(Work required)
Search the material for "confidence" and show all lines that contain it.

(Data lines)
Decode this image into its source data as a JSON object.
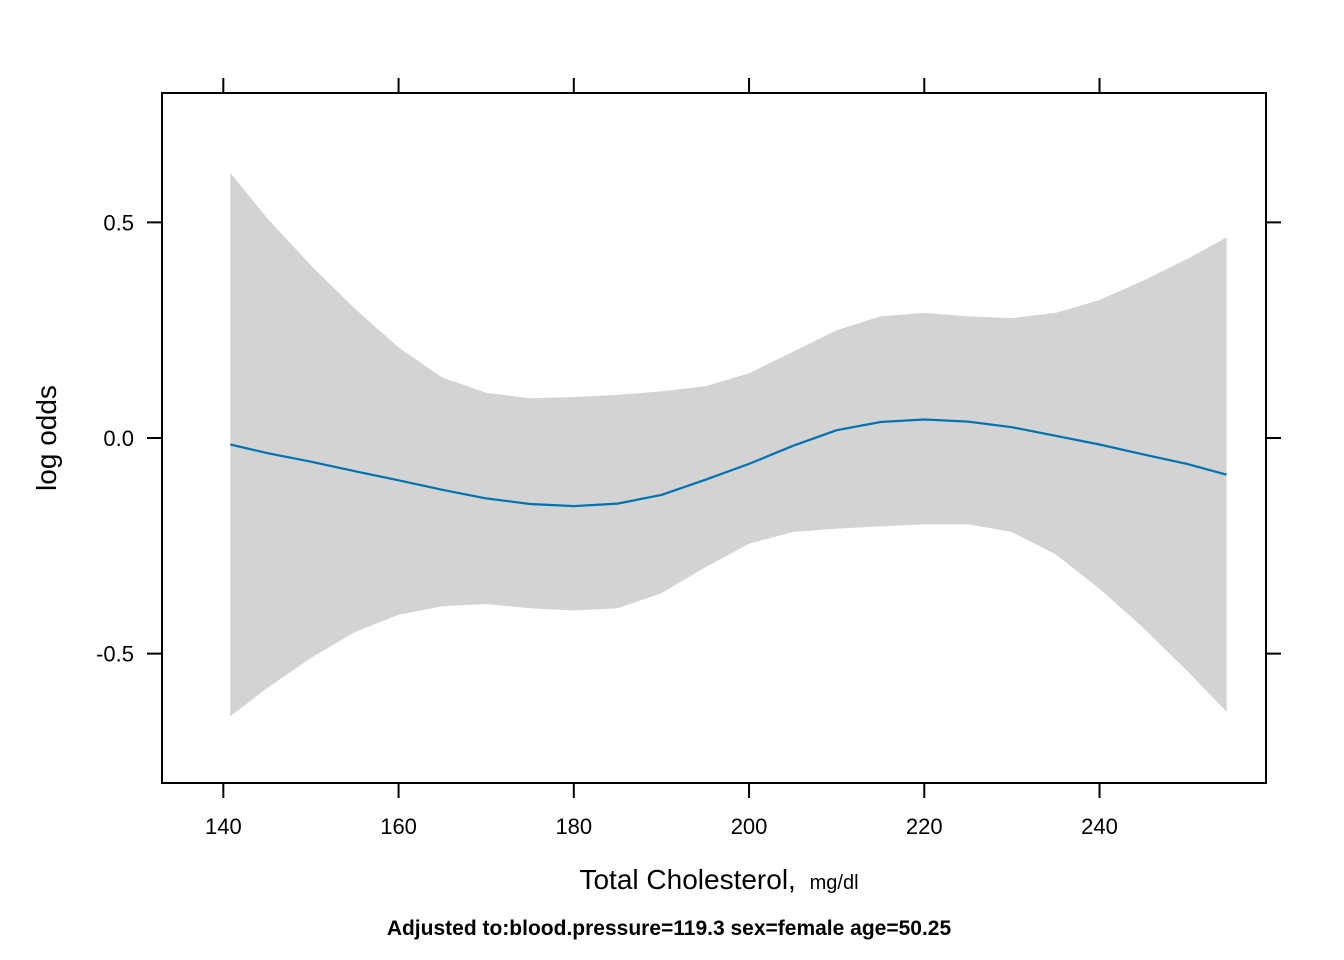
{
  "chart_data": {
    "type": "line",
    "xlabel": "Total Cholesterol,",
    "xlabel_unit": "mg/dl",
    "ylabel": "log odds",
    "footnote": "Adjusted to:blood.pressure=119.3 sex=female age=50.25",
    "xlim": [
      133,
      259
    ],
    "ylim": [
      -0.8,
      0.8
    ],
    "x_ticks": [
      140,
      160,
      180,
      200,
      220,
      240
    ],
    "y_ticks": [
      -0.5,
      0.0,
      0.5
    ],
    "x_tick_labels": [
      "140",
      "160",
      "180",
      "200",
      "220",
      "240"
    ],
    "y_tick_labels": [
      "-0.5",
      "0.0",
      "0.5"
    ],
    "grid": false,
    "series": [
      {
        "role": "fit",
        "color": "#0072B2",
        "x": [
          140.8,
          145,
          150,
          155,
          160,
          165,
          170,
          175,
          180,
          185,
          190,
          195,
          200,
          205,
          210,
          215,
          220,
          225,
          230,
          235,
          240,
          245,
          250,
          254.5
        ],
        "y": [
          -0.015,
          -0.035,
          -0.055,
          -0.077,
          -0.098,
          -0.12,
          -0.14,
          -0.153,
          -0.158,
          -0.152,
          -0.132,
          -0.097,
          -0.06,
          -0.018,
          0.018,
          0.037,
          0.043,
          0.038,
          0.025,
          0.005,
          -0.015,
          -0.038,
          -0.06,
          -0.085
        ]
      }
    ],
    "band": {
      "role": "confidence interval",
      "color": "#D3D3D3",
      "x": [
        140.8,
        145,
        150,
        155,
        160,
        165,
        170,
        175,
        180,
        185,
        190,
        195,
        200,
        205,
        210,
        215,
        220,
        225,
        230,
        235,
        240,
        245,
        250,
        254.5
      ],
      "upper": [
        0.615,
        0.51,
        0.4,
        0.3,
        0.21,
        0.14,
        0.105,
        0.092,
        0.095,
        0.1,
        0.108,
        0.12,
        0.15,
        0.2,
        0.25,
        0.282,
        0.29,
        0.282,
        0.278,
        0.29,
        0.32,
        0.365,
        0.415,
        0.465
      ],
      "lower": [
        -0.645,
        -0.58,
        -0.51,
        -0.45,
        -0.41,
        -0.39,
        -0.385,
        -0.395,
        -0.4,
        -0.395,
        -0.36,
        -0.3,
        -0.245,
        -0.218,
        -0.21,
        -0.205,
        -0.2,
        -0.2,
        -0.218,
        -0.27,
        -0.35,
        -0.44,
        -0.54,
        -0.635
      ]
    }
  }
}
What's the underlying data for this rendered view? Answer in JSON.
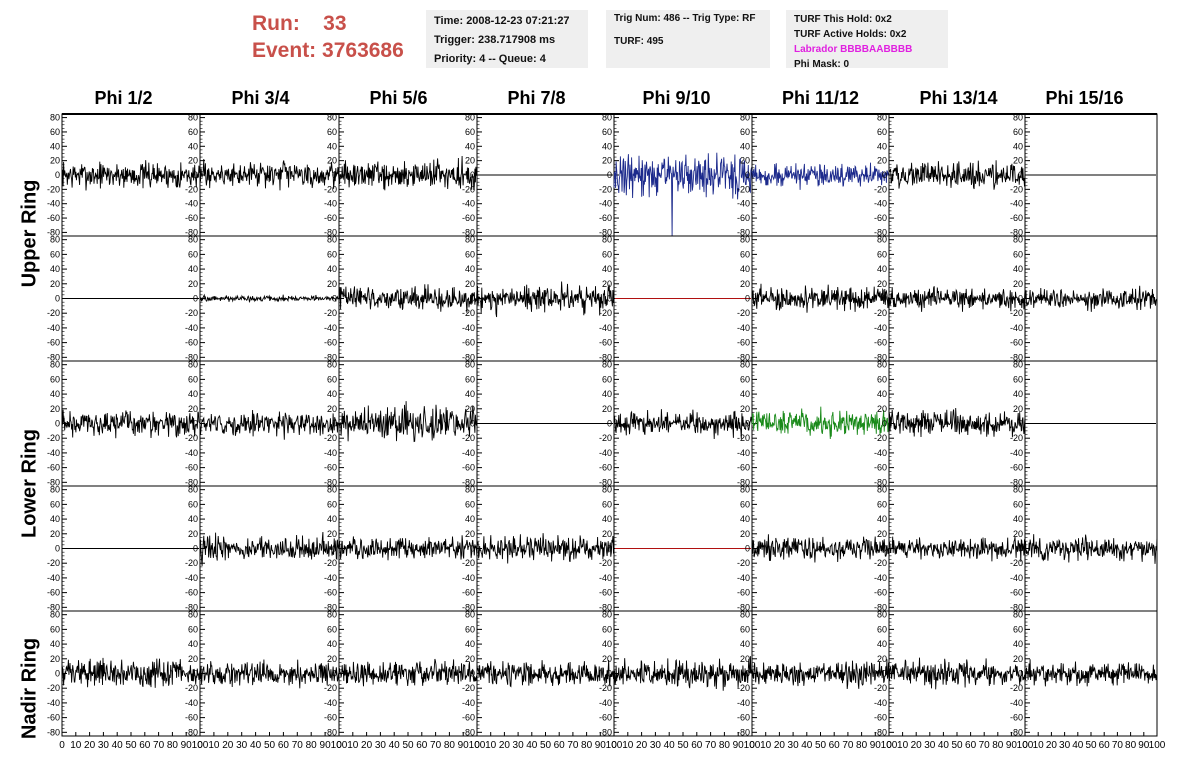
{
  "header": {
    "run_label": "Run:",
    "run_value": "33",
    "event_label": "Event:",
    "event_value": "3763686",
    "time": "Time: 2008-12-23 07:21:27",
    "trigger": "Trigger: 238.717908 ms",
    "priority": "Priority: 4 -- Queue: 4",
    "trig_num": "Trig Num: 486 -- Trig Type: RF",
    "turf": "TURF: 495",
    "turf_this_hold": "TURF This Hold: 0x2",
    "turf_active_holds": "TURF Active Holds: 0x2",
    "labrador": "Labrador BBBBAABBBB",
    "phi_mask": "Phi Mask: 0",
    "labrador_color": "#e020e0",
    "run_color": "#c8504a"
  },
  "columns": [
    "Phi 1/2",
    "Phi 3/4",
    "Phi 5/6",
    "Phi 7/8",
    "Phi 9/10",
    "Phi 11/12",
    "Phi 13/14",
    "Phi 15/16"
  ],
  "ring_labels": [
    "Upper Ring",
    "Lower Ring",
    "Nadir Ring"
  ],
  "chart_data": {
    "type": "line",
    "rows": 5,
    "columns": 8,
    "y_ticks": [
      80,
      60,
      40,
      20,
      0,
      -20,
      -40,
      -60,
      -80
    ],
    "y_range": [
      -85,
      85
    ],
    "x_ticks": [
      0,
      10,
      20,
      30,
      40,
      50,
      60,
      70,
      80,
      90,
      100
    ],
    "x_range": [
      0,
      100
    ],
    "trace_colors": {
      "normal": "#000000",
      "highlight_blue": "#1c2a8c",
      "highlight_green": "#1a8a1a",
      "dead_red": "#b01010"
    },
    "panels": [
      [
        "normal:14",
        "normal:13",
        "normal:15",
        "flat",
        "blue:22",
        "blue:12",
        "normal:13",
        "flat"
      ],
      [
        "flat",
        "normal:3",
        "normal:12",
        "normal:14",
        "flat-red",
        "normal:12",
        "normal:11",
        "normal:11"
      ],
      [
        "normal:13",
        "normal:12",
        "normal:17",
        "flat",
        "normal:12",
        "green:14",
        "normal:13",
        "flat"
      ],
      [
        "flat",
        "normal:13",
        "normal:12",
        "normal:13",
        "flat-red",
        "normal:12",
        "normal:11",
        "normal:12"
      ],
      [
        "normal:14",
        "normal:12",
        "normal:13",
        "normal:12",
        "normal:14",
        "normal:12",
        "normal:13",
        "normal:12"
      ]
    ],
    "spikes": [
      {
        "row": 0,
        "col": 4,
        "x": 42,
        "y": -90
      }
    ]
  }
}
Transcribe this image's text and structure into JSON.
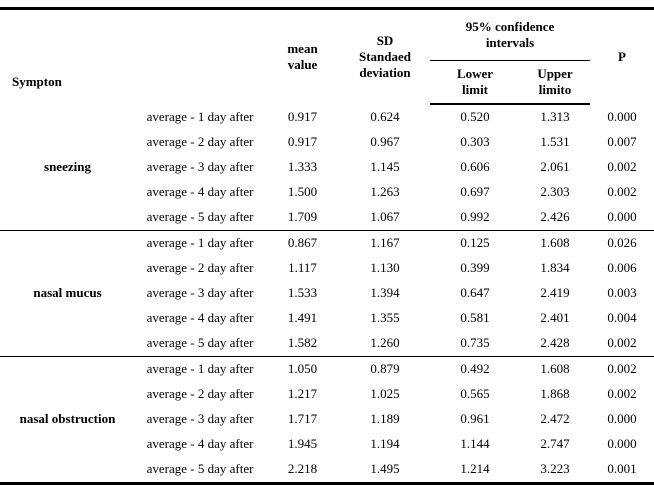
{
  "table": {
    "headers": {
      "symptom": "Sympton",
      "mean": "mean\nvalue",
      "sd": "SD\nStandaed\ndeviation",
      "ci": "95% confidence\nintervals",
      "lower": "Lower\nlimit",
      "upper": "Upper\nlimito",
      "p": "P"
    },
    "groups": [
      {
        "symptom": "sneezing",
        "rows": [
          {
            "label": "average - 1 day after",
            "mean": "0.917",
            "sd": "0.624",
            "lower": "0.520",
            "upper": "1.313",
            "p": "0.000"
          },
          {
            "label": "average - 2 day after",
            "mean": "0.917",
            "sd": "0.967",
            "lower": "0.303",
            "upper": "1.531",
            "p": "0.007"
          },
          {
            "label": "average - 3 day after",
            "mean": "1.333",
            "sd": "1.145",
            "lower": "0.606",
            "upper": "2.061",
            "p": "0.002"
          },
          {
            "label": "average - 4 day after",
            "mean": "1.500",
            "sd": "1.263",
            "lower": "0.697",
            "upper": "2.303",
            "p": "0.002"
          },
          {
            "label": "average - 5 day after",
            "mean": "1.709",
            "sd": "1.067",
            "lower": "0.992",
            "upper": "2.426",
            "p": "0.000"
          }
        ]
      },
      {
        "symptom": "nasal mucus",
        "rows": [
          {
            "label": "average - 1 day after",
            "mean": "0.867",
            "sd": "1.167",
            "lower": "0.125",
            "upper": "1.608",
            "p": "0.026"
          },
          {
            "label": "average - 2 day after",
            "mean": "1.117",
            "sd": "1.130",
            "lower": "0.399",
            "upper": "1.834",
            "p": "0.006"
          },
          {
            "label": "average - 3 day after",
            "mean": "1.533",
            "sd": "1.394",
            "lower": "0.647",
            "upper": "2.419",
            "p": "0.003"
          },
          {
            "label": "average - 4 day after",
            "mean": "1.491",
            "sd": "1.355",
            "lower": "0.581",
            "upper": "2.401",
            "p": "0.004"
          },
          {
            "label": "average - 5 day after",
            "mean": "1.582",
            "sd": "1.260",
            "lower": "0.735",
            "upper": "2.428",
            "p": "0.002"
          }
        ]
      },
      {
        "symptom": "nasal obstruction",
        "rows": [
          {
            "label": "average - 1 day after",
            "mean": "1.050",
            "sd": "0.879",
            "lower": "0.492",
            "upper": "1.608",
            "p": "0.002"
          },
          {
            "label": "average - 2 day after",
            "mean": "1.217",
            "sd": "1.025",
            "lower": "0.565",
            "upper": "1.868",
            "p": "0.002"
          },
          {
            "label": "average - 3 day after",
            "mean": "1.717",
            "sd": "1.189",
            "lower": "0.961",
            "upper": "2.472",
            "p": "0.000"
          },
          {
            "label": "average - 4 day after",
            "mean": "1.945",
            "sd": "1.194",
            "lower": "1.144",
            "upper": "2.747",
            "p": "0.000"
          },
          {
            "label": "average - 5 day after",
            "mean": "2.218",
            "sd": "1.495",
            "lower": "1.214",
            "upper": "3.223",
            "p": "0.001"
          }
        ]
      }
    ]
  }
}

(Task output)
      "role": "confidence interval",
      "ci": "95% confidence\nintervals",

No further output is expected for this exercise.